> **Layout coordinate data**
·····

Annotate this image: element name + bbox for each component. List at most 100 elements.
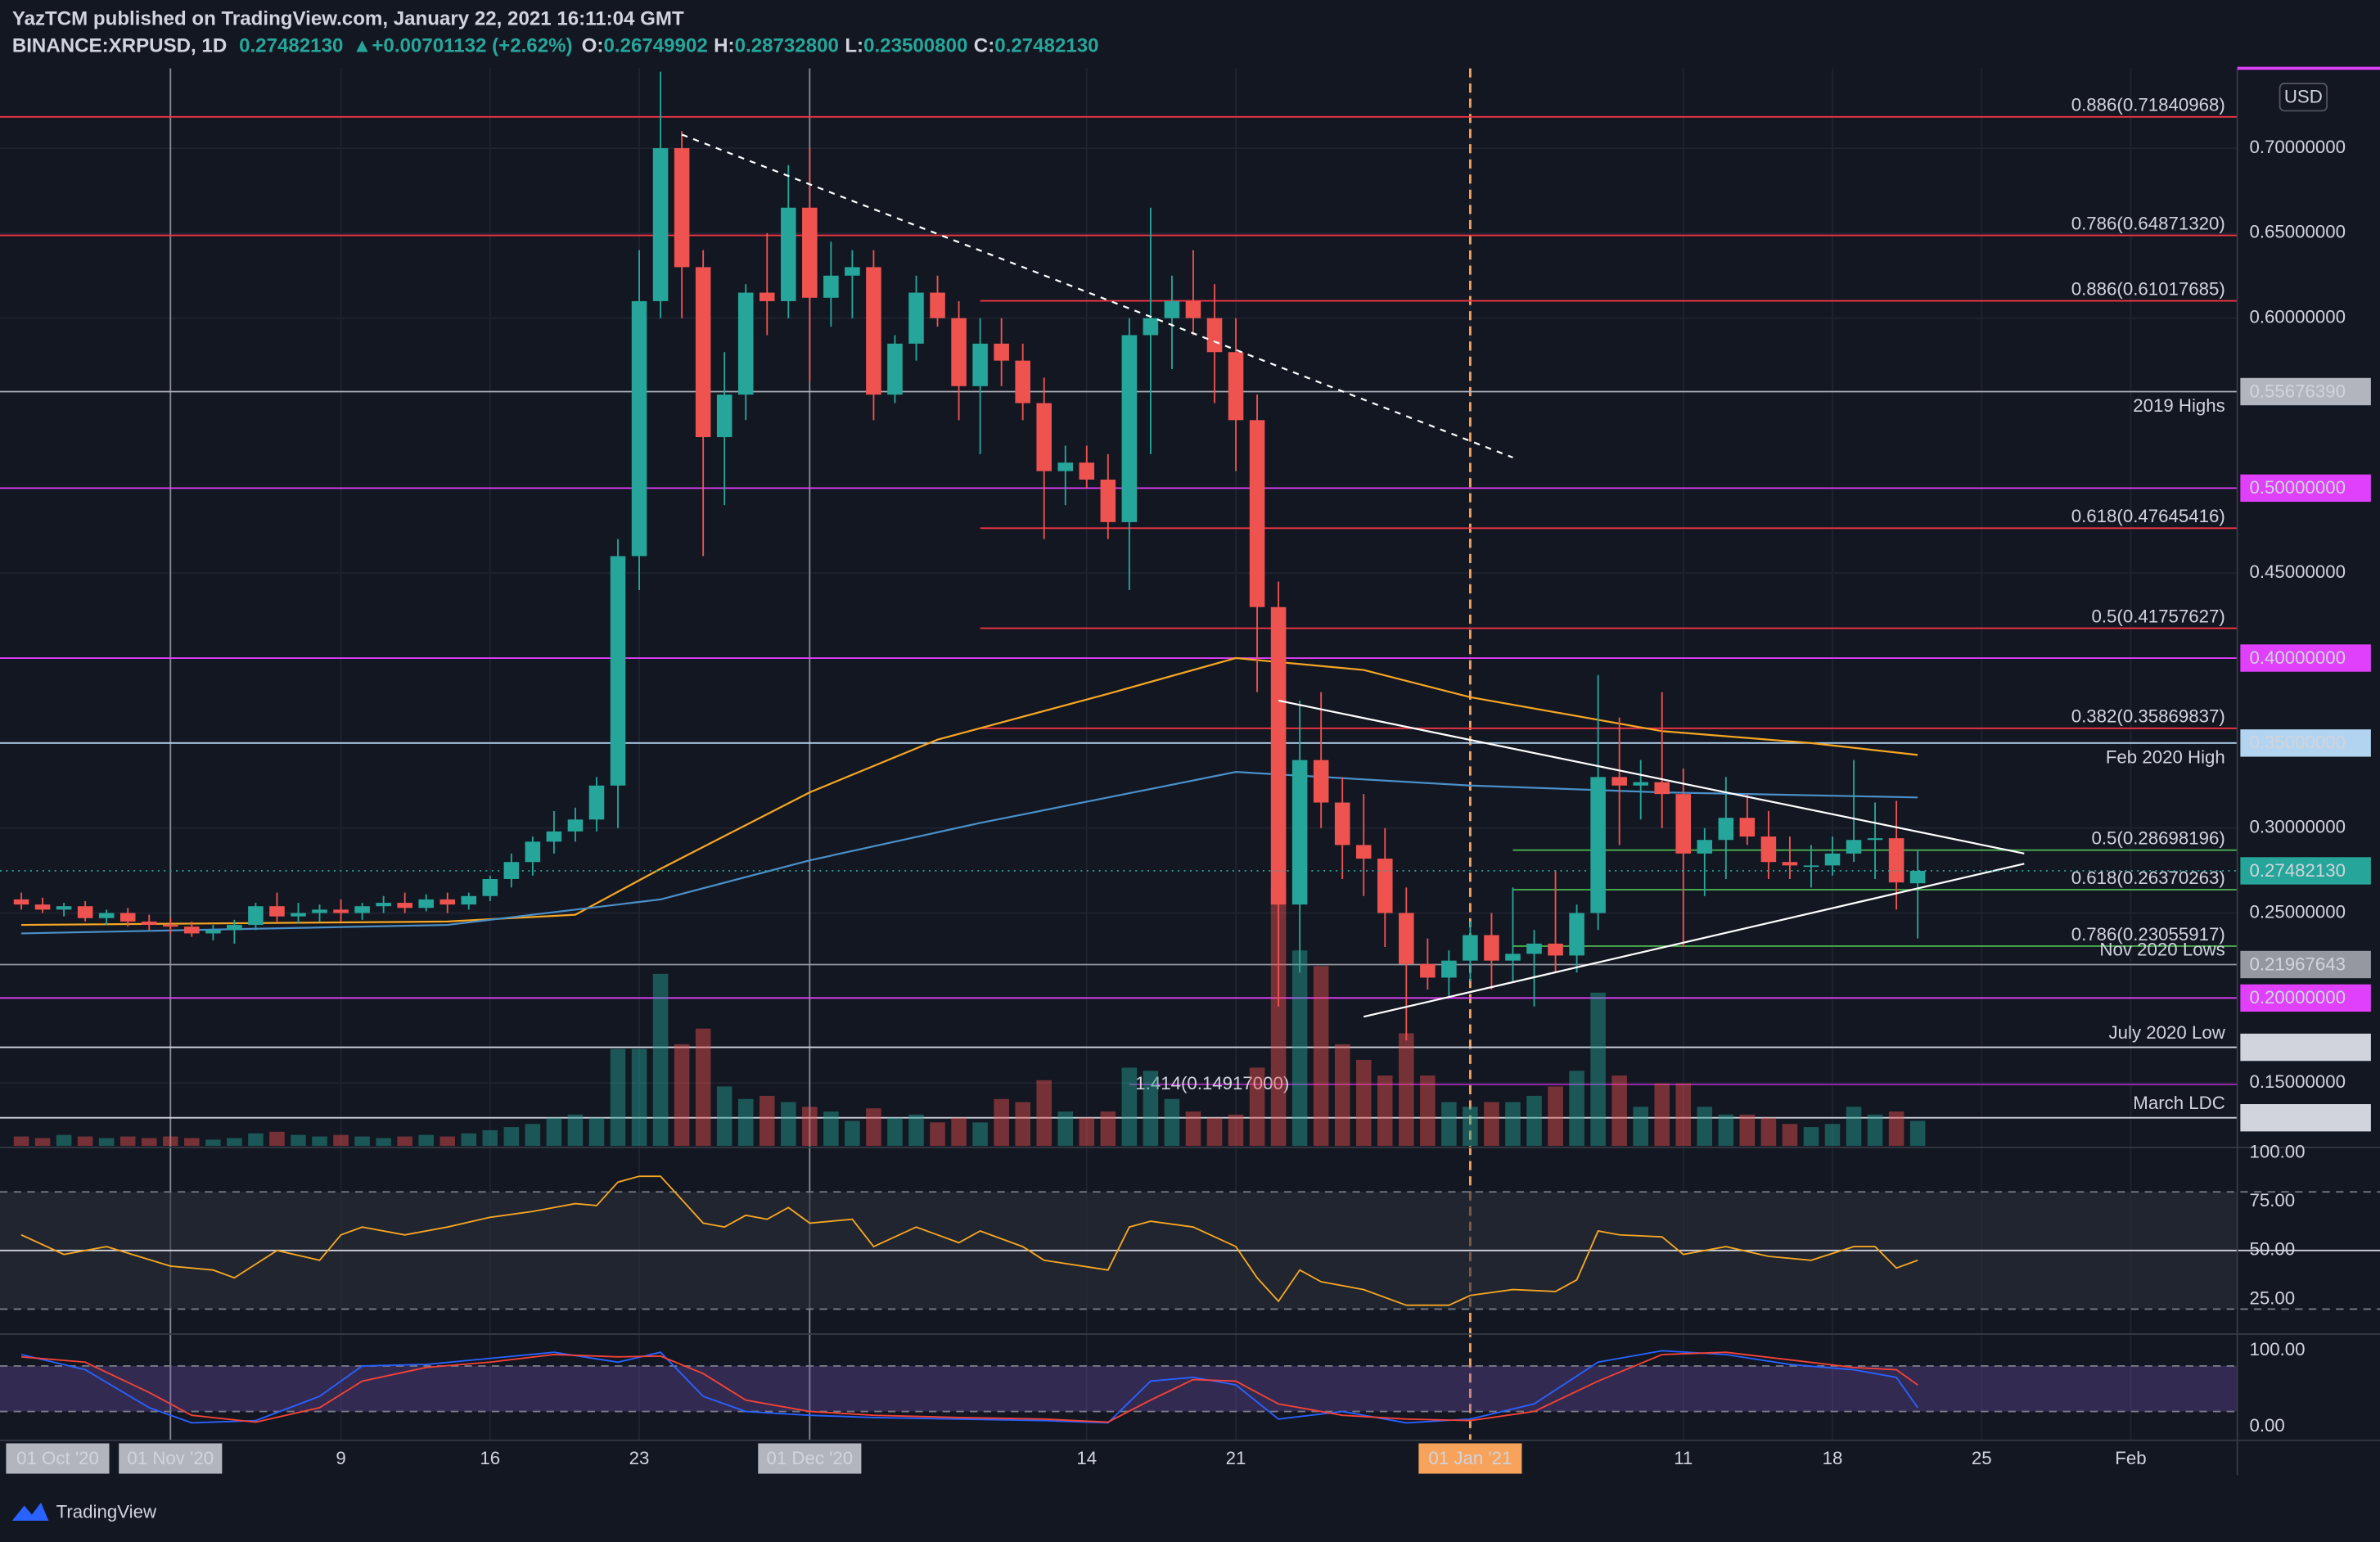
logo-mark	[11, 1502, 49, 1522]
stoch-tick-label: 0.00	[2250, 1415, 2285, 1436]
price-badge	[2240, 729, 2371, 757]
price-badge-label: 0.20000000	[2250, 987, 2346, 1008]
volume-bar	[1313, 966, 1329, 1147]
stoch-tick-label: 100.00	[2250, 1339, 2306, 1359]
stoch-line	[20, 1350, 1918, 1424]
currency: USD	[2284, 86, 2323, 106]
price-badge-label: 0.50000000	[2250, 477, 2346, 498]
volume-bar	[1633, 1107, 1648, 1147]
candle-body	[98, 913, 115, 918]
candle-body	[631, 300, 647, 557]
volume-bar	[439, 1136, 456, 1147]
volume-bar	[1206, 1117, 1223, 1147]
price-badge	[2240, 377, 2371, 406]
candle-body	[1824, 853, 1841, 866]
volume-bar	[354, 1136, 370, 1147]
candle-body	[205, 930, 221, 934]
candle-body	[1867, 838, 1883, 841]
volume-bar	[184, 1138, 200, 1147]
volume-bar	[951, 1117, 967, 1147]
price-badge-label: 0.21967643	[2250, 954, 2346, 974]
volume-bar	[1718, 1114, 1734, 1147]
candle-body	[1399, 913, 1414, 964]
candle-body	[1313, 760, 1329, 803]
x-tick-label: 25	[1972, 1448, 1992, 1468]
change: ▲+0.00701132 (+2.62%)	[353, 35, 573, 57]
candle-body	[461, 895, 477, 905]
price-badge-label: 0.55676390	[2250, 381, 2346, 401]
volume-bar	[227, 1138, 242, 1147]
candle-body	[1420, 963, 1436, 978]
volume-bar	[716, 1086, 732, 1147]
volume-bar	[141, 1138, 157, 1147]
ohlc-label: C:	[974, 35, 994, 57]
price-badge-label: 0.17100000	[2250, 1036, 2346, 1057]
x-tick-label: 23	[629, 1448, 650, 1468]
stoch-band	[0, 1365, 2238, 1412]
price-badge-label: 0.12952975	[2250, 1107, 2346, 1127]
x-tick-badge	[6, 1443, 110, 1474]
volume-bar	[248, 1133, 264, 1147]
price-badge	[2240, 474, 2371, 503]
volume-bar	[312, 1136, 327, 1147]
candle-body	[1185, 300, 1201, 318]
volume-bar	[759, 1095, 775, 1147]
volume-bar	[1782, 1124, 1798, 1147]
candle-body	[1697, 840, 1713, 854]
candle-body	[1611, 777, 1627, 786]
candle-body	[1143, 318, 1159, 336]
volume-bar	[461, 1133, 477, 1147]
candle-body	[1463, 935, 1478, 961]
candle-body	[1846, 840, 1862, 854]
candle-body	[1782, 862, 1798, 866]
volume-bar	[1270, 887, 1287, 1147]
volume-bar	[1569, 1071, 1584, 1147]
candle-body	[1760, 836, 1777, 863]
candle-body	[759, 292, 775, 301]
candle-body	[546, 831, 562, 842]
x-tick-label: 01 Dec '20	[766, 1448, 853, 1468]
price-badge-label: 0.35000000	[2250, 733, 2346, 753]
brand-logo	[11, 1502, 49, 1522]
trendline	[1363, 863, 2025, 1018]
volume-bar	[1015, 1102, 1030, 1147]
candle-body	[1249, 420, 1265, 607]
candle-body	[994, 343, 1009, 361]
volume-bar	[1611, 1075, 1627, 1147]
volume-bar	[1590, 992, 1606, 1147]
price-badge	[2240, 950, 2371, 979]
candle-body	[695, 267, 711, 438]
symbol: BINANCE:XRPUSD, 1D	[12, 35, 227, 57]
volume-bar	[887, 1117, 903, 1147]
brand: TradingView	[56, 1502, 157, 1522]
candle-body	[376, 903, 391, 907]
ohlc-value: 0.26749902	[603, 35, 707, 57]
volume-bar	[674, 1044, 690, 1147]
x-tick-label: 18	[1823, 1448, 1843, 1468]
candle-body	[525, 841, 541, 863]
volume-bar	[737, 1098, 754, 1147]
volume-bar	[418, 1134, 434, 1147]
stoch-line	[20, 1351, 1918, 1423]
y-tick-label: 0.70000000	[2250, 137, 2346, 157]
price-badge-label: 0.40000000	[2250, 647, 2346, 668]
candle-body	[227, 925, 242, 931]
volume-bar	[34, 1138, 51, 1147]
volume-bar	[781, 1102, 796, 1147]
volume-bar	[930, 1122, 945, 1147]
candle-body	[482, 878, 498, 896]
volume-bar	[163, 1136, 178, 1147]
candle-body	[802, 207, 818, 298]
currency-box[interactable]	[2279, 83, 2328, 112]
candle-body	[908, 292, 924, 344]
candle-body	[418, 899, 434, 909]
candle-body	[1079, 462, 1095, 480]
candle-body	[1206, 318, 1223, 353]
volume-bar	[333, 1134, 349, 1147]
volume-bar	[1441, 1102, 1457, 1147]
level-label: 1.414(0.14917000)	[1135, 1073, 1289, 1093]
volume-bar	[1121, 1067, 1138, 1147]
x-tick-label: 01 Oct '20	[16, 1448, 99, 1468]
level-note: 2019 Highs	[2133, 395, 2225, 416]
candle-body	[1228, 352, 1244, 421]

·····

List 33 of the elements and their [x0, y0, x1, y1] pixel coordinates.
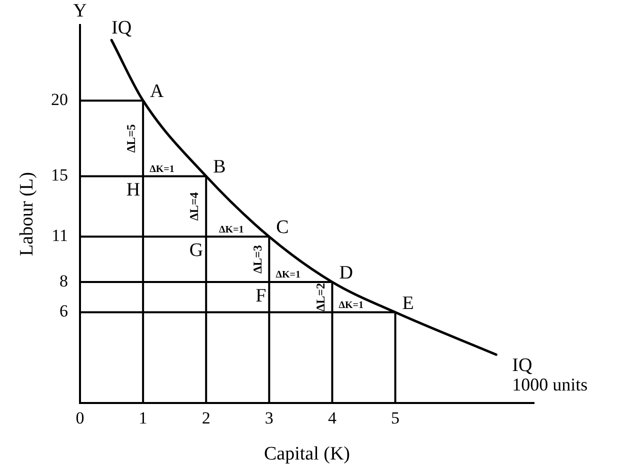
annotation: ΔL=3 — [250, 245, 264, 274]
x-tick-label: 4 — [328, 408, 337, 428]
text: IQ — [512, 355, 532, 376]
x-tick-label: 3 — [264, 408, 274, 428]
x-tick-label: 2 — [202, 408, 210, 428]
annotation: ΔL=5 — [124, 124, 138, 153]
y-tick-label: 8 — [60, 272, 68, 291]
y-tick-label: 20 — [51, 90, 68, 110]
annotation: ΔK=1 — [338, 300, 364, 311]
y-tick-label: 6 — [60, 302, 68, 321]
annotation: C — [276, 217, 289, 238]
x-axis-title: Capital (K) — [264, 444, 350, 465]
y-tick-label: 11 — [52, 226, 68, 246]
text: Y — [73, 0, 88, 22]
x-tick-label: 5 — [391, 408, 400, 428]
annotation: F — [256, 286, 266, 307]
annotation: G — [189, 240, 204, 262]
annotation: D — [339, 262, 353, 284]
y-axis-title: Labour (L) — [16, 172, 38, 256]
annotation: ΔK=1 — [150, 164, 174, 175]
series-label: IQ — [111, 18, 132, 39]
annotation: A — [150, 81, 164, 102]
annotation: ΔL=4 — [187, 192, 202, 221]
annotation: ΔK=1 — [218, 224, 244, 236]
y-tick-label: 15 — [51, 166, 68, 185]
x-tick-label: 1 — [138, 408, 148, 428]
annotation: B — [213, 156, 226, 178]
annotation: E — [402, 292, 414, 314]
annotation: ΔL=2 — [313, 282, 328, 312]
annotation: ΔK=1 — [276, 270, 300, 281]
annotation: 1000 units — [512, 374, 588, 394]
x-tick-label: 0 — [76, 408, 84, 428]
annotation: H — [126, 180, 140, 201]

·····

> **STATED EXERCISE**
Turn everything from the row containing "annotation: ΔL=3 — [250, 245, 264, 274]" down to the row containing "annotation: ΔL=2 — [313, 282, 328, 312]" into a numbered list, leaving out any blank lines.

> **COMPLETED EXERCISE**
1. annotation: ΔL=3 — [250, 245, 264, 274]
2. x-tick-label: 4 — [328, 408, 337, 428]
3. text: IQ — [512, 355, 532, 376]
4. x-tick-label: 3 — [264, 408, 274, 428]
5. x-tick-label: 2 — [202, 408, 210, 428]
6. annotation: ΔL=5 — [124, 124, 138, 153]
7. y-tick-label: 8 — [60, 272, 68, 291]
8. y-tick-label: 20 — [51, 90, 68, 110]
9. annotation: ΔK=1 — [338, 300, 364, 311]
10. y-tick-label: 6 — [60, 302, 68, 321]
11. annotation: C — [276, 217, 289, 238]
12. x-axis-title: Capital (K) — [264, 444, 350, 465]
13. y-tick-label: 11 — [52, 226, 68, 246]
14. text: Y — [73, 0, 88, 22]
15. x-tick-label: 5 — [391, 408, 400, 428]
16. annotation: F — [256, 286, 266, 307]
17. annotation: G — [189, 240, 204, 262]
18. annotation: D — [339, 262, 353, 284]
19. y-axis-title: Labour (L) — [16, 172, 38, 256]
20. annotation: ΔK=1 — [150, 164, 174, 175]
21. series-label: IQ — [111, 18, 132, 39]
22. annotation: A — [150, 81, 164, 102]
23. annotation: ΔL=4 — [187, 192, 202, 221]
24. annotation: ΔK=1 — [218, 224, 244, 236]
25. y-tick-label: 15 — [51, 166, 68, 185]
26. x-tick-label: 1 — [138, 408, 148, 428]
27. annotation: B — [213, 156, 226, 178]
28. annotation: E — [402, 292, 414, 314]
29. annotation: ΔL=2 — [313, 282, 328, 312]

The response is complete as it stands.